Task to carry out: Transcribe the material in full, exactly as written.

Provided records:
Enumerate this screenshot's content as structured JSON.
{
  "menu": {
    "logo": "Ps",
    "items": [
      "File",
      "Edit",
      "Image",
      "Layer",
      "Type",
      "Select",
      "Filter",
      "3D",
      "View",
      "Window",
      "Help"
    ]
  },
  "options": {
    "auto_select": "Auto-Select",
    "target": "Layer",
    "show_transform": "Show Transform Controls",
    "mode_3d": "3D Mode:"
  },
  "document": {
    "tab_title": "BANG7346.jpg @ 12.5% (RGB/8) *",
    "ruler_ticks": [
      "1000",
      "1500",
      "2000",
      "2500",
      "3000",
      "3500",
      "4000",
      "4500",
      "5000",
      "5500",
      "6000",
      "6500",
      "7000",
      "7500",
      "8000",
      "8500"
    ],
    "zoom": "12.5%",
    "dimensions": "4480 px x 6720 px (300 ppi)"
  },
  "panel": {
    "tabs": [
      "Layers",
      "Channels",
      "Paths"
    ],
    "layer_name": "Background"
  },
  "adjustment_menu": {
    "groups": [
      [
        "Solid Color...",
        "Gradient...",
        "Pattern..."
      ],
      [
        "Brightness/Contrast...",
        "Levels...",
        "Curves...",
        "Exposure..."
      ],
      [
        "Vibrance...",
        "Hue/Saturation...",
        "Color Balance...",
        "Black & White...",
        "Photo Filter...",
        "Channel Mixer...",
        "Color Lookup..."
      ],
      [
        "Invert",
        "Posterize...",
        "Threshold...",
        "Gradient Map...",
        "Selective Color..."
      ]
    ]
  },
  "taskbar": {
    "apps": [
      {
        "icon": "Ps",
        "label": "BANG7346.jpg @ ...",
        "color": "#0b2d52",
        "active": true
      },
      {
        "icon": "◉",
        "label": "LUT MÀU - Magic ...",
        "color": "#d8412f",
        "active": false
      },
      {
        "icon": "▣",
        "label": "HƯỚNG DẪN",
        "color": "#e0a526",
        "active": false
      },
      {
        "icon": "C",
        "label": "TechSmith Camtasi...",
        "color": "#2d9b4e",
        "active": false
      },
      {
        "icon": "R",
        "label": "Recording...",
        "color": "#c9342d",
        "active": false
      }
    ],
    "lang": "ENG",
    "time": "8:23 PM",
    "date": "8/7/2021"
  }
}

The output:
Enumerate this screenshot's content as structured JSON.
{
  "menu": {
    "logo": "Ps",
    "items": [
      "File",
      "Edit",
      "Image",
      "Layer",
      "Type",
      "Select",
      "Filter",
      "3D",
      "View",
      "Window",
      "Help"
    ]
  },
  "options": {
    "auto_select": "Auto-Select",
    "target": "Layer",
    "show_transform": "Show Transform Controls",
    "mode_3d": "3D Mode:"
  },
  "document": {
    "tab_title": "BANG7346.jpg @ 12.5% (RGB/8) *",
    "ruler_ticks": [
      "1000",
      "1500",
      "2000",
      "2500",
      "3000",
      "3500",
      "4000",
      "4500",
      "5000",
      "5500",
      "6000",
      "6500",
      "7000",
      "7500",
      "8000",
      "8500"
    ],
    "zoom": "12.5%",
    "dimensions": "4480 px x 6720 px (300 ppi)"
  },
  "panel": {
    "tabs": [
      "Layers",
      "Channels",
      "Paths"
    ],
    "layer_name": "Background"
  },
  "adjustment_menu": {
    "groups": [
      [
        "Solid Color...",
        "Gradient...",
        "Pattern..."
      ],
      [
        "Brightness/Contrast...",
        "Levels...",
        "Curves...",
        "Exposure..."
      ],
      [
        "Vibrance...",
        "Hue/Saturation...",
        "Color Balance...",
        "Black & White...",
        "Photo Filter...",
        "Channel Mixer...",
        "Color Lookup..."
      ],
      [
        "Invert",
        "Posterize...",
        "Threshold...",
        "Gradient Map...",
        "Selective Color..."
      ]
    ]
  },
  "taskbar": {
    "apps": [
      {
        "icon": "Ps",
        "label": "BANG7346.jpg @ ...",
        "color": "#0b2d52",
        "active": true
      },
      {
        "icon": "◉",
        "label": "LUT MÀU - Magic ...",
        "color": "#d8412f",
        "active": false
      },
      {
        "icon": "▣",
        "label": "HƯỚNG DẪN",
        "color": "#e0a526",
        "active": false
      },
      {
        "icon": "C",
        "label": "TechSmith Camtasi...",
        "color": "#2d9b4e",
        "active": false
      },
      {
        "icon": "R",
        "label": "Recording...",
        "color": "#c9342d",
        "active": false
      }
    ],
    "lang": "ENG",
    "time": "8:23 PM",
    "date": "8/7/2021"
  }
}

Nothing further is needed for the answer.